> [PROBLEM TO SOLVE]
In the records that follow, show each line where the word "screenshot" is present.

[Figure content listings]
========

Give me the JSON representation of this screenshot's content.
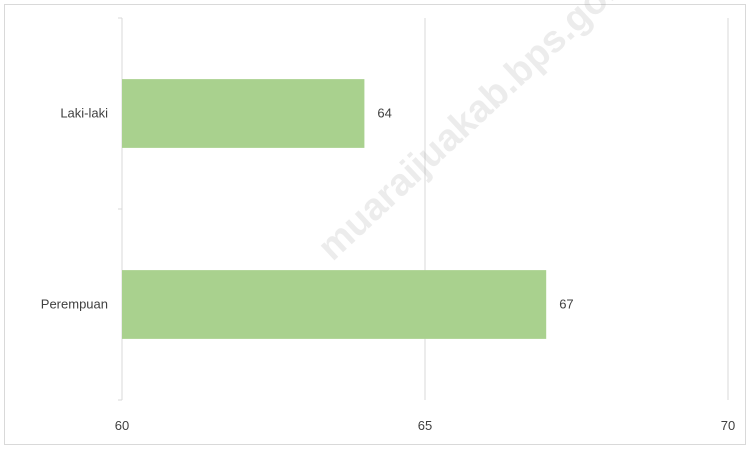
{
  "watermark": {
    "text": "muaraijuakab.bps.go.id"
  },
  "chart_data": {
    "type": "bar",
    "orientation": "horizontal",
    "categories": [
      "Laki-laki",
      "Perempuan"
    ],
    "values": [
      64,
      67
    ],
    "data_labels": [
      "64",
      "67"
    ],
    "xlim": [
      60,
      70
    ],
    "x_ticks": [
      60,
      65,
      70
    ],
    "x_tick_labels": [
      "60",
      "65",
      "70"
    ],
    "grid": "vertical",
    "legend": "none",
    "title": "",
    "xlabel": "",
    "ylabel": "",
    "colors": {
      "bar": "#a9d18e",
      "grid": "#d9d9d9",
      "text": "#404040",
      "axis": "#d9d9d9"
    }
  }
}
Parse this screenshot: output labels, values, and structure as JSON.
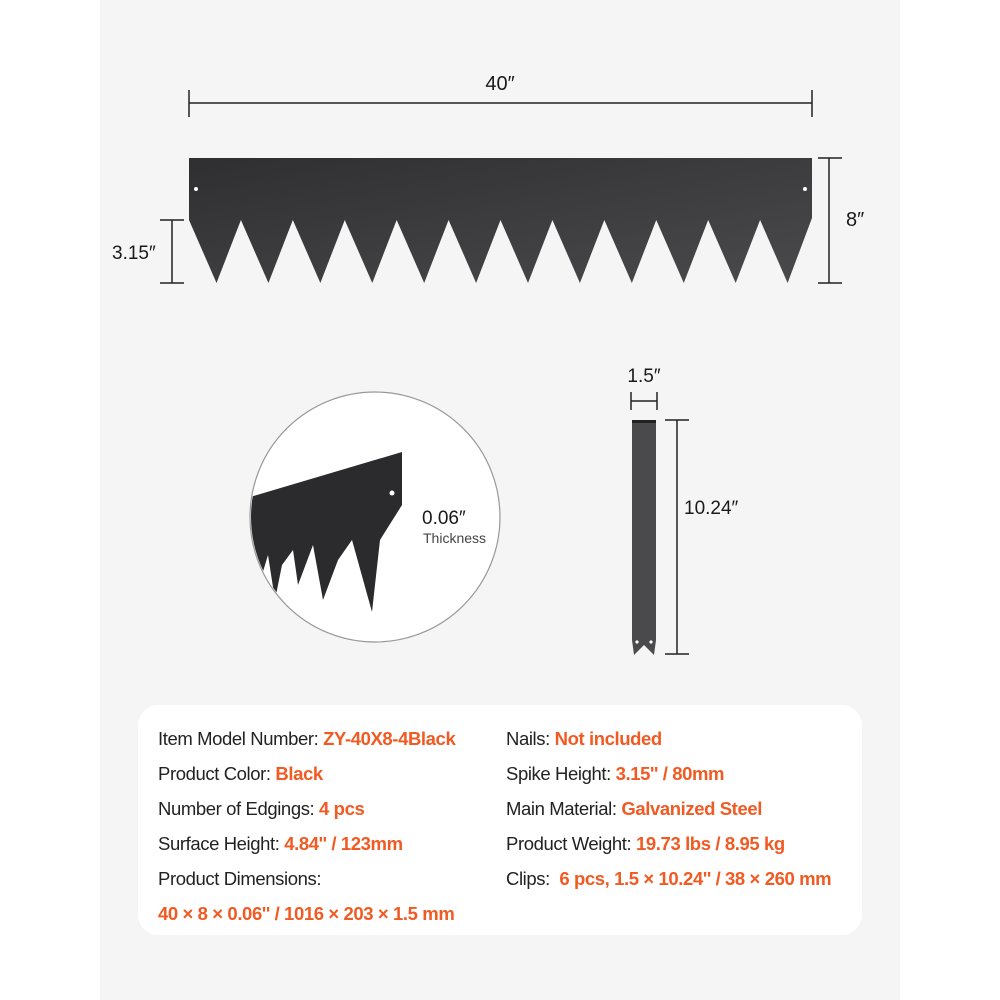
{
  "dimensions": {
    "length": "40″",
    "height": "8″",
    "spike_height": "3.15″",
    "thickness_value": "0.06″",
    "thickness_label": "Thickness",
    "clip_width": "1.5″",
    "clip_height": "10.24″"
  },
  "colors": {
    "accent": "#f15a22",
    "product": "#3a3a3c",
    "panel": "#f5f5f5"
  },
  "specs": {
    "left": [
      {
        "label": "Item Model Number: ",
        "value": "ZY-40X8-4Black"
      },
      {
        "label": "Product Color: ",
        "value": "Black"
      },
      {
        "label": "Number of Edgings: ",
        "value": "4 pcs"
      },
      {
        "label": "Surface Height: ",
        "value": "4.84'' / 123mm"
      },
      {
        "label": "Product Dimensions:",
        "value": "40 × 8 × 0.06'' / 1016 × 203 × 1.5 mm"
      }
    ],
    "right": [
      {
        "label": "Nails: ",
        "value": "Not included"
      },
      {
        "label": "Spike Height: ",
        "value": "3.15'' / 80mm"
      },
      {
        "label": "Main Material: ",
        "value": "Galvanized Steel"
      },
      {
        "label": "Product Weight: ",
        "value": "19.73 lbs / 8.95 kg"
      },
      {
        "label": "Clips:  ",
        "value": "6 pcs, 1.5 × 10.24'' / 38 × 260 mm"
      }
    ]
  }
}
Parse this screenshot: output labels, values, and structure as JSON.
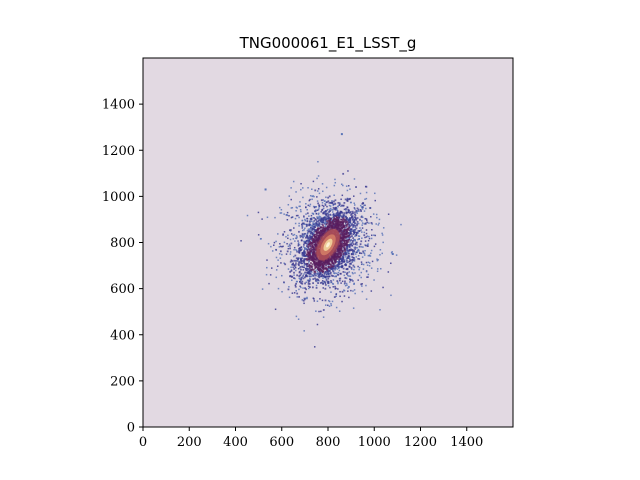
{
  "chart_data": {
    "type": "heatmap",
    "title": "TNG000061_E1_LSST_g",
    "xlabel": "",
    "ylabel": "",
    "xlim": [
      0,
      1600
    ],
    "ylim": [
      0,
      1600
    ],
    "x_ticks": [
      0,
      200,
      400,
      600,
      800,
      1000,
      1200,
      1400
    ],
    "y_ticks": [
      0,
      200,
      400,
      600,
      800,
      1000,
      1200,
      1400
    ],
    "x_tick_labels": [
      "0",
      "200",
      "400",
      "600",
      "800",
      "1000",
      "1200",
      "1400"
    ],
    "y_tick_labels": [
      "0",
      "200",
      "400",
      "600",
      "800",
      "1000",
      "1200",
      "1400"
    ],
    "grid": false,
    "colormap": "twilight_shifted",
    "background_color": "#e2d9e2",
    "source": {
      "center": [
        800,
        790
      ],
      "core_sigma": [
        35,
        70
      ],
      "halo_sigma": [
        100,
        110
      ],
      "position_angle_deg": 30,
      "isolated_points": [
        [
          860,
          1270
        ],
        [
          530,
          1030
        ],
        [
          1080,
          750
        ]
      ]
    },
    "colors": {
      "core": "#f2d9a0",
      "inner": "#c05a55",
      "mid": "#5a1e5e",
      "outer": "#3a3a90",
      "halo": "#5a74b8"
    }
  }
}
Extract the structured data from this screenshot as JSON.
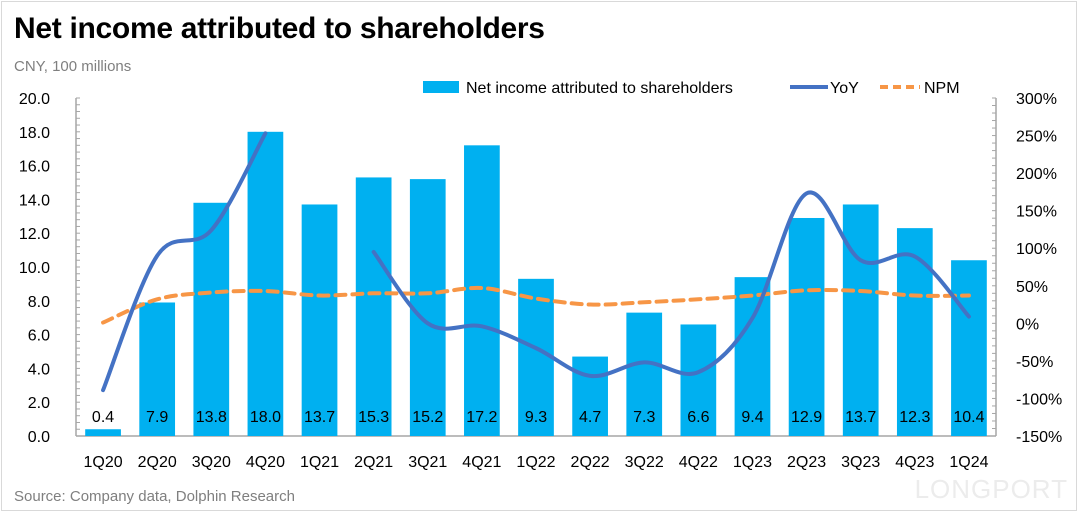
{
  "chart_data": {
    "type": "bar",
    "title": "Net income attributed to shareholders",
    "subtitle": "CNY, 100 millions",
    "source": "Source: Company data,  Dolphin Research",
    "watermark": "LONGPORT",
    "categories": [
      "1Q20",
      "2Q20",
      "3Q20",
      "4Q20",
      "1Q21",
      "2Q21",
      "3Q21",
      "4Q21",
      "1Q22",
      "2Q22",
      "3Q22",
      "4Q22",
      "1Q23",
      "2Q23",
      "3Q23",
      "4Q23",
      "1Q24"
    ],
    "series": [
      {
        "name": "Net income attributed to shareholders",
        "type": "bar",
        "axis": "left",
        "color": "#00b0f0",
        "values": [
          0.4,
          7.9,
          13.8,
          18.0,
          13.7,
          15.3,
          15.2,
          17.2,
          9.3,
          4.7,
          7.3,
          6.6,
          9.4,
          12.9,
          13.7,
          12.3,
          10.4
        ],
        "labels": [
          "0.4",
          "7.9",
          "13.8",
          "18.0",
          "13.7",
          "15.3",
          "15.2",
          "17.2",
          "9.3",
          "4.7",
          "7.3",
          "6.6",
          "9.4",
          "12.9",
          "13.7",
          "12.3",
          "10.4"
        ]
      },
      {
        "name": "YoY",
        "type": "line",
        "axis": "right",
        "unit": "%",
        "color": "#4472c4",
        "values": [
          -89,
          90,
          124,
          253,
          null,
          95,
          0,
          -4,
          -33,
          -70,
          -52,
          -65,
          7,
          173,
          84,
          89,
          9
        ]
      },
      {
        "name": "NPM",
        "type": "line",
        "style": "dashed",
        "axis": "right",
        "unit": "%",
        "color": "#f79646",
        "values": [
          1,
          32,
          41,
          43,
          37,
          40,
          40,
          47,
          33,
          25,
          28,
          32,
          37,
          44,
          43,
          37,
          37
        ]
      }
    ],
    "left_axis": {
      "ylim": [
        0,
        20
      ],
      "ticks": [
        "0.0",
        "2.0",
        "4.0",
        "6.0",
        "8.0",
        "10.0",
        "12.0",
        "14.0",
        "16.0",
        "18.0",
        "20.0"
      ]
    },
    "right_axis": {
      "ylim": [
        -150,
        300
      ],
      "ticks": [
        "-150%",
        "-100%",
        "-50%",
        "0%",
        "50%",
        "100%",
        "150%",
        "200%",
        "250%",
        "300%"
      ]
    },
    "legend": {
      "position": "top-right",
      "items": [
        "Net income attributed to shareholders",
        "YoY",
        "NPM"
      ]
    },
    "grid": false
  }
}
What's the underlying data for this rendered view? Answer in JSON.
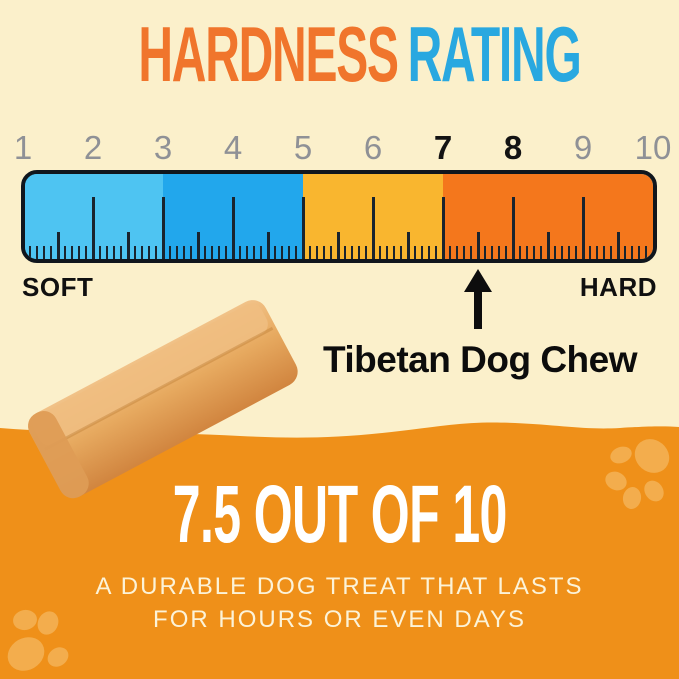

========

> [THE RESULT]
Give me the JSON representation of this screenshot's content.
Parse this screenshot: output labels, values, and structure as JSON.
Parse this screenshot: output labels, values, and structure as JSON.
Extract the structured data from this screenshot as JSON.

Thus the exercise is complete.